--- BEGIN ---

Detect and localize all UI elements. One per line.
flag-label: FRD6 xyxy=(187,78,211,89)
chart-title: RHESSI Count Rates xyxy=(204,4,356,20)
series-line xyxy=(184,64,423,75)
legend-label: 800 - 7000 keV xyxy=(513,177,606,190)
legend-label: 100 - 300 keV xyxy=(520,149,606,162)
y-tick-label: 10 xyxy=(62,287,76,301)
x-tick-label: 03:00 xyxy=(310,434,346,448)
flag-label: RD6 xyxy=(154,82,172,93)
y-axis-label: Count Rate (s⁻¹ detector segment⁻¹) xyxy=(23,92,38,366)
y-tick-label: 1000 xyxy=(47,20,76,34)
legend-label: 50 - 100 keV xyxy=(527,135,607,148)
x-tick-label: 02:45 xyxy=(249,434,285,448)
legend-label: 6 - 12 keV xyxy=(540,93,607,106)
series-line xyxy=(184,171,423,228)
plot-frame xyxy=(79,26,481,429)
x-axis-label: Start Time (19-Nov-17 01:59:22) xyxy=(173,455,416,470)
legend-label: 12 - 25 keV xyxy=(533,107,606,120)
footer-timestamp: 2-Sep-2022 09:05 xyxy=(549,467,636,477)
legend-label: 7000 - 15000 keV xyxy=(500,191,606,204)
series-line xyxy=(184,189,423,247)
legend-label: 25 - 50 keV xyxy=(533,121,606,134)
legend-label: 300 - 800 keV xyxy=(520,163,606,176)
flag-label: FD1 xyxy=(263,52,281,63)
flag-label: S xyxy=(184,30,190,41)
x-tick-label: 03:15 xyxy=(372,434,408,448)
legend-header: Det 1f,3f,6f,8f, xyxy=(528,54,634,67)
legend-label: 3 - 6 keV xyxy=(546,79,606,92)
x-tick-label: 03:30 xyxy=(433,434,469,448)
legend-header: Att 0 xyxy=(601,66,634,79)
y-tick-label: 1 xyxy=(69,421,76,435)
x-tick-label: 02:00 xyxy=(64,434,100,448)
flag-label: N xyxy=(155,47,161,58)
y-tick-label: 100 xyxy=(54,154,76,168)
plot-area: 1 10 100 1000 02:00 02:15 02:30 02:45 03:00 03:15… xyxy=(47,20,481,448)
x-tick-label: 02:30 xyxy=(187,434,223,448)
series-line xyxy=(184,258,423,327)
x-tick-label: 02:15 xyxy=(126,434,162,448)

--- END ---

__Stated exercise__: Collect every line in the records above that contains the word "plot". Case counts, so a line matches only when the capitalization is the same.

__Answer__:
plot-frame xyxy=(79,26,481,429)
plot-area: 1 10 100 1000 02:00 02:15 02:30 02:45 03:00 03:15… xyxy=(47,20,481,448)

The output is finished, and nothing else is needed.